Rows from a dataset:
━━━━━━━━━━
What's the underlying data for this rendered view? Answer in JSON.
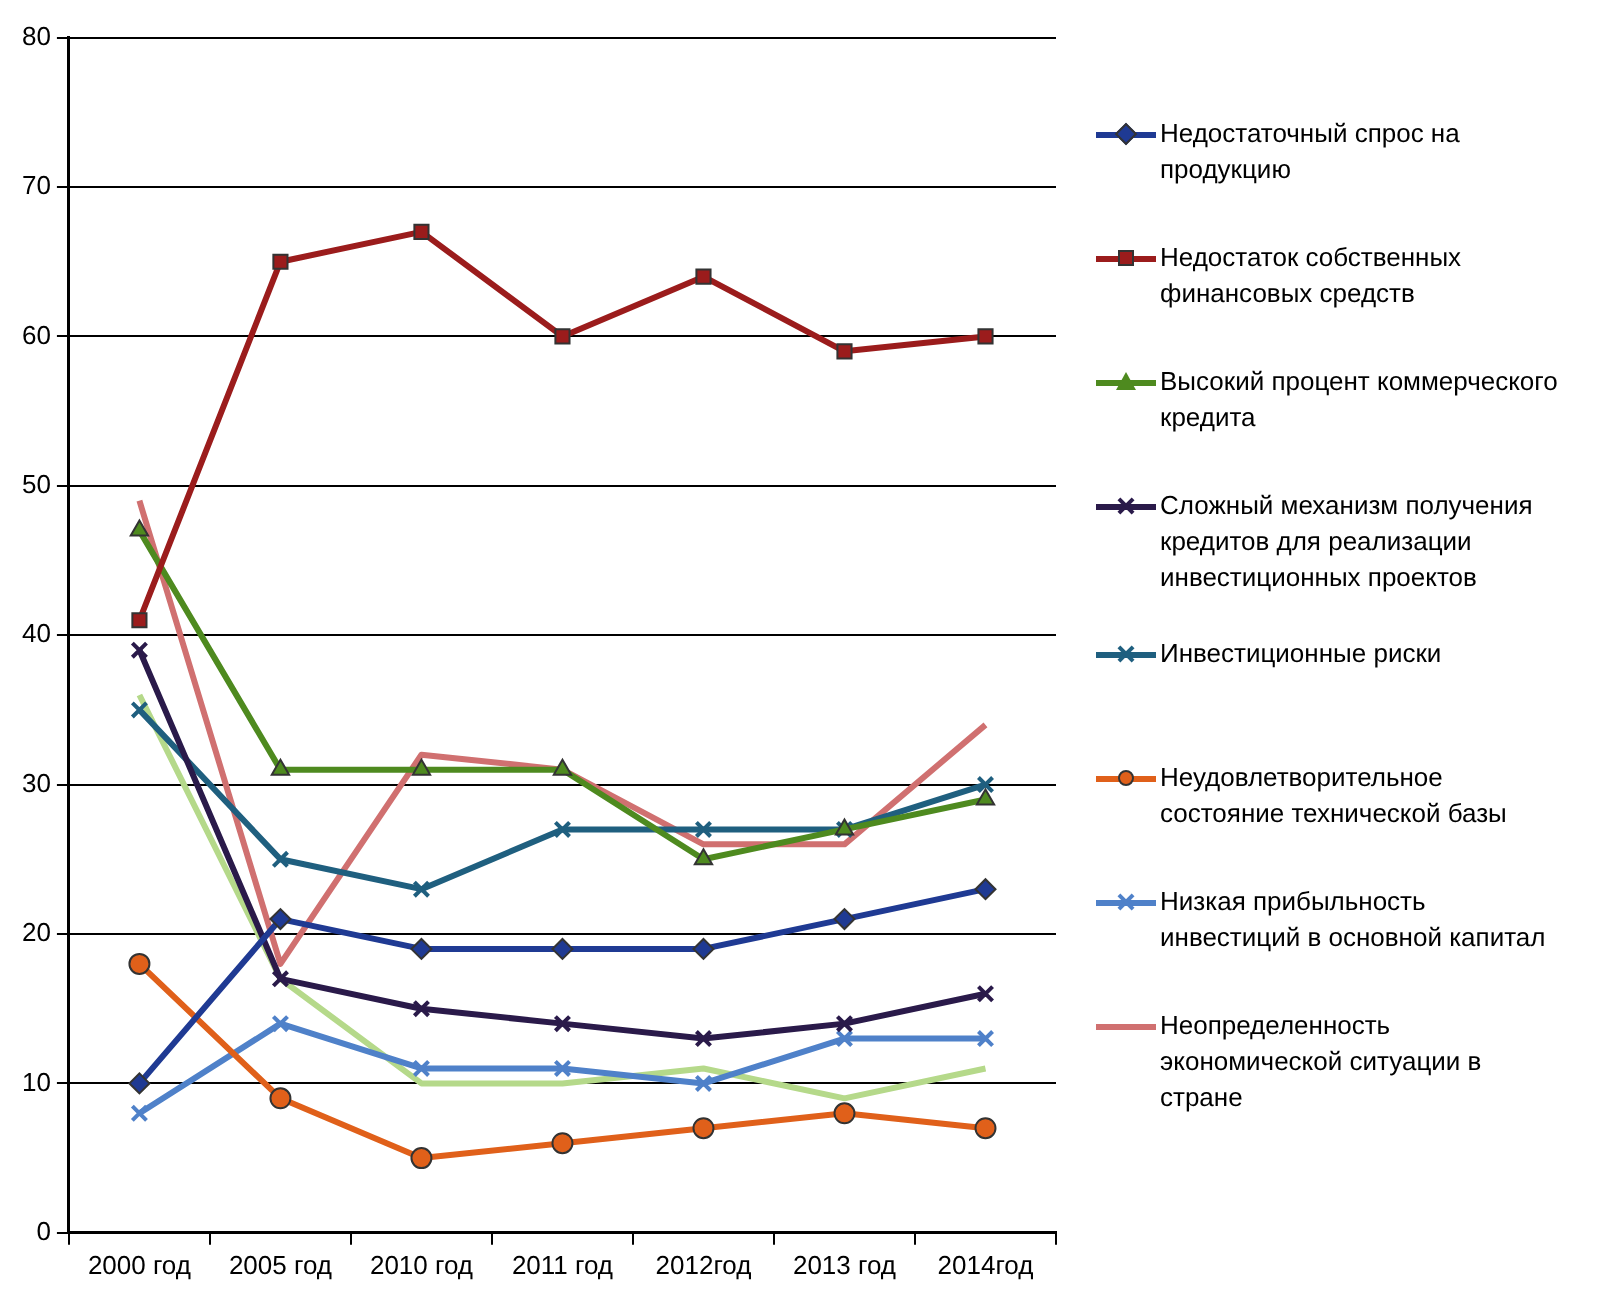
{
  "chart_data": {
    "type": "line",
    "categories": [
      "2000 год",
      "2005 год",
      "2010 год",
      "2011 год",
      "2012год",
      "2013 год",
      "2014год"
    ],
    "ylim": [
      0,
      80
    ],
    "yticks": [
      0,
      10,
      20,
      30,
      40,
      50,
      60,
      70,
      80
    ],
    "grid": "y",
    "legend": "right",
    "line_style": "solid",
    "series": [
      {
        "name": "Недостаточный спрос на продукцию",
        "color": "#1f3a93",
        "marker": "diamond",
        "values": [
          10,
          21,
          19,
          19,
          19,
          21,
          23
        ]
      },
      {
        "name": "Недостаток собственных финансовых средств",
        "color": "#9b1c1c",
        "marker": "square",
        "values": [
          41,
          65,
          67,
          60,
          64,
          59,
          60
        ]
      },
      {
        "name": "Высокий процент коммерческого кредита",
        "color": "#4e8a1f",
        "marker": "triangle",
        "values": [
          47,
          31,
          31,
          31,
          25,
          27,
          29
        ]
      },
      {
        "name": "Сложный механизм получения кредитов для реализации инвестиционных проектов",
        "color": "#2a1a4a",
        "marker": "cross",
        "values": [
          39,
          17,
          15,
          14,
          13,
          14,
          16
        ]
      },
      {
        "name": "Инвестиционные риски",
        "color": "#1f5f7f",
        "marker": "cross",
        "values": [
          35,
          25,
          23,
          27,
          27,
          27,
          30
        ]
      },
      {
        "name": "Неудовлетворительное состояние технической базы",
        "color": "#e0601a",
        "marker": "circle",
        "values": [
          18,
          9,
          5,
          6,
          7,
          8,
          7
        ]
      },
      {
        "name": "Низкая прибыльность инвестиций в основной капитал",
        "color": "#4f81c9",
        "marker": "cross",
        "values": [
          8,
          14,
          11,
          11,
          10,
          13,
          13
        ]
      },
      {
        "name": "Неопределенность экономической ситуации в стране",
        "color": "#d07070",
        "marker": "none",
        "values": [
          49,
          18,
          32,
          31,
          26,
          26,
          34
        ]
      },
      {
        "color": "#b5d98a",
        "marker": "none",
        "values": [
          36,
          17,
          10,
          10,
          11,
          9,
          11
        ]
      }
    ]
  }
}
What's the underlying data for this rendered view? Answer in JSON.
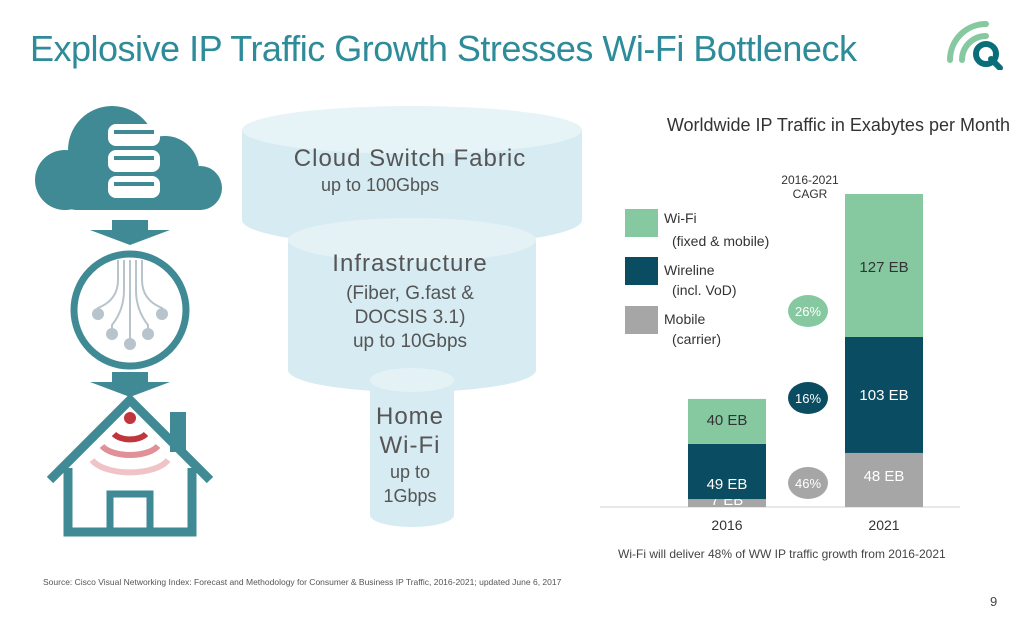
{
  "title": "Explosive IP Traffic Growth Stresses Wi-Fi Bottleneck",
  "funnel": {
    "cloud_title": "Cloud Switch Fabric",
    "cloud_sub": "up to 100Gbps",
    "infra_title": "Infrastructure",
    "infra_l1": "(Fiber, G.fast &",
    "infra_l2": "DOCSIS 3.1)",
    "infra_l3": "up to 10Gbps",
    "home_title": "Home",
    "home_l2": "Wi-Fi",
    "home_l3": "up to",
    "home_l4": "1Gbps"
  },
  "icons": [
    "cloud-database-icon",
    "arrow-down-icon",
    "network-hub-icon",
    "home-wifi-icon",
    "company-logo-icon"
  ],
  "colors": {
    "title": "#2e8b9a",
    "wifi": "#86c9a0",
    "wireline": "#0a4d63",
    "mobile": "#a6a6a6",
    "funnel": "#d6ebf2",
    "icon": "#3f8a94",
    "wifi_red": "#c0363c"
  },
  "chart_data": {
    "type": "bar",
    "title": "Worldwide IP Traffic in Exabytes per Month",
    "categories": [
      "2016",
      "2021"
    ],
    "stacked": true,
    "series": [
      {
        "name": "Mobile (carrier)",
        "values": [
          7,
          48
        ],
        "labels": [
          "7 EB",
          "48 EB"
        ],
        "color": "#a6a6a6"
      },
      {
        "name": "Wireline (incl. VoD)",
        "values": [
          49,
          103
        ],
        "labels": [
          "49 EB",
          "103 EB"
        ],
        "color": "#0a4d63"
      },
      {
        "name": "Wi-Fi (fixed & mobile)",
        "values": [
          40,
          127
        ],
        "labels": [
          "40 EB",
          "127 EB"
        ],
        "color": "#86c9a0"
      }
    ],
    "cagr_header": [
      "2016-2021",
      "CAGR"
    ],
    "cagr": [
      {
        "series": "Wi-Fi",
        "value": "26%"
      },
      {
        "series": "Wireline",
        "value": "16%"
      },
      {
        "series": "Mobile",
        "value": "46%"
      }
    ],
    "legend": [
      {
        "label1": "Wi-Fi",
        "label2": "(fixed & mobile)"
      },
      {
        "label1": "Wireline",
        "label2": "(incl. VoD)"
      },
      {
        "label1": "Mobile",
        "label2": "(carrier)"
      }
    ],
    "legend_position": "top-left",
    "grid": false
  },
  "footnote": "Wi-Fi will deliver 48% of WW IP traffic growth from 2016-2021",
  "source": "Source: Cisco Visual Networking Index: Forecast and Methodology for Consumer & Business IP Traffic, 2016-2021; updated June 6, 2017",
  "page_number": "9"
}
━━━━━━━━━━
■ Exercise objective: Exclude all images and restate the records above word for word.

■ Exercise result:
What's the underlying data for this rendered view? Answer in JSON.
{
  "chart_data": {
    "type": "line",
    "categories": [
      "2000 год",
      "2005 год",
      "2010 год",
      "2011 год",
      "2012год",
      "2013 год",
      "2014год"
    ],
    "ylim": [
      0,
      80
    ],
    "yticks": [
      0,
      10,
      20,
      30,
      40,
      50,
      60,
      70,
      80
    ],
    "grid": "y",
    "legend": "right",
    "line_style": "solid",
    "series": [
      {
        "name": "Недостаточный спрос на продукцию",
        "color": "#1f3a93",
        "marker": "diamond",
        "values": [
          10,
          21,
          19,
          19,
          19,
          21,
          23
        ]
      },
      {
        "name": "Недостаток собственных финансовых средств",
        "color": "#9b1c1c",
        "marker": "square",
        "values": [
          41,
          65,
          67,
          60,
          64,
          59,
          60
        ]
      },
      {
        "name": "Высокий процент коммерческого кредита",
        "color": "#4e8a1f",
        "marker": "triangle",
        "values": [
          47,
          31,
          31,
          31,
          25,
          27,
          29
        ]
      },
      {
        "name": "Сложный механизм получения кредитов для реализации инвестиционных проектов",
        "color": "#2a1a4a",
        "marker": "cross",
        "values": [
          39,
          17,
          15,
          14,
          13,
          14,
          16
        ]
      },
      {
        "name": "Инвестиционные риски",
        "color": "#1f5f7f",
        "marker": "cross",
        "values": [
          35,
          25,
          23,
          27,
          27,
          27,
          30
        ]
      },
      {
        "name": "Неудовлетворительное состояние технической базы",
        "color": "#e0601a",
        "marker": "circle",
        "values": [
          18,
          9,
          5,
          6,
          7,
          8,
          7
        ]
      },
      {
        "name": "Низкая прибыльность инвестиций в основной капитал",
        "color": "#4f81c9",
        "marker": "cross",
        "values": [
          8,
          14,
          11,
          11,
          10,
          13,
          13
        ]
      },
      {
        "name": "Неопределенность экономической ситуации в стране",
        "color": "#d07070",
        "marker": "none",
        "values": [
          49,
          18,
          32,
          31,
          26,
          26,
          34
        ]
      },
      {
        "color": "#b5d98a",
        "marker": "none",
        "values": [
          36,
          17,
          10,
          10,
          11,
          9,
          11
        ]
      }
    ]
  }
}
What's the underlying data for this rendered view? Answer in JSON.
{
  "title": "Explosive IP Traffic Growth Stresses Wi-Fi Bottleneck",
  "funnel": {
    "cloud_title": "Cloud Switch Fabric",
    "cloud_sub": "up to 100Gbps",
    "infra_title": "Infrastructure",
    "infra_l1": "(Fiber, G.fast &",
    "infra_l2": "DOCSIS 3.1)",
    "infra_l3": "up to 10Gbps",
    "home_title": "Home",
    "home_l2": "Wi-Fi",
    "home_l3": "up to",
    "home_l4": "1Gbps"
  },
  "icons": [
    "cloud-database-icon",
    "arrow-down-icon",
    "network-hub-icon",
    "home-wifi-icon",
    "company-logo-icon"
  ],
  "colors": {
    "title": "#2e8b9a",
    "wifi": "#86c9a0",
    "wireline": "#0a4d63",
    "mobile": "#a6a6a6",
    "funnel": "#d6ebf2",
    "icon": "#3f8a94",
    "wifi_red": "#c0363c"
  },
  "chart_data": {
    "type": "bar",
    "title": "Worldwide IP Traffic in Exabytes per Month",
    "categories": [
      "2016",
      "2021"
    ],
    "stacked": true,
    "series": [
      {
        "name": "Mobile (carrier)",
        "values": [
          7,
          48
        ],
        "labels": [
          "7 EB",
          "48 EB"
        ],
        "color": "#a6a6a6"
      },
      {
        "name": "Wireline (incl. VoD)",
        "values": [
          49,
          103
        ],
        "labels": [
          "49 EB",
          "103 EB"
        ],
        "color": "#0a4d63"
      },
      {
        "name": "Wi-Fi (fixed & mobile)",
        "values": [
          40,
          127
        ],
        "labels": [
          "40 EB",
          "127 EB"
        ],
        "color": "#86c9a0"
      }
    ],
    "cagr_header": [
      "2016-2021",
      "CAGR"
    ],
    "cagr": [
      {
        "series": "Wi-Fi",
        "value": "26%"
      },
      {
        "series": "Wireline",
        "value": "16%"
      },
      {
        "series": "Mobile",
        "value": "46%"
      }
    ],
    "legend": [
      {
        "label1": "Wi-Fi",
        "label2": "(fixed & mobile)"
      },
      {
        "label1": "Wireline",
        "label2": "(incl. VoD)"
      },
      {
        "label1": "Mobile",
        "label2": "(carrier)"
      }
    ],
    "legend_position": "top-left",
    "grid": false
  },
  "footnote": "Wi-Fi will deliver 48% of WW IP traffic growth from 2016-2021",
  "source": "Source: Cisco Visual Networking Index: Forecast and Methodology for Consumer & Business IP Traffic, 2016-2021; updated June 6, 2017",
  "page_number": "9"
}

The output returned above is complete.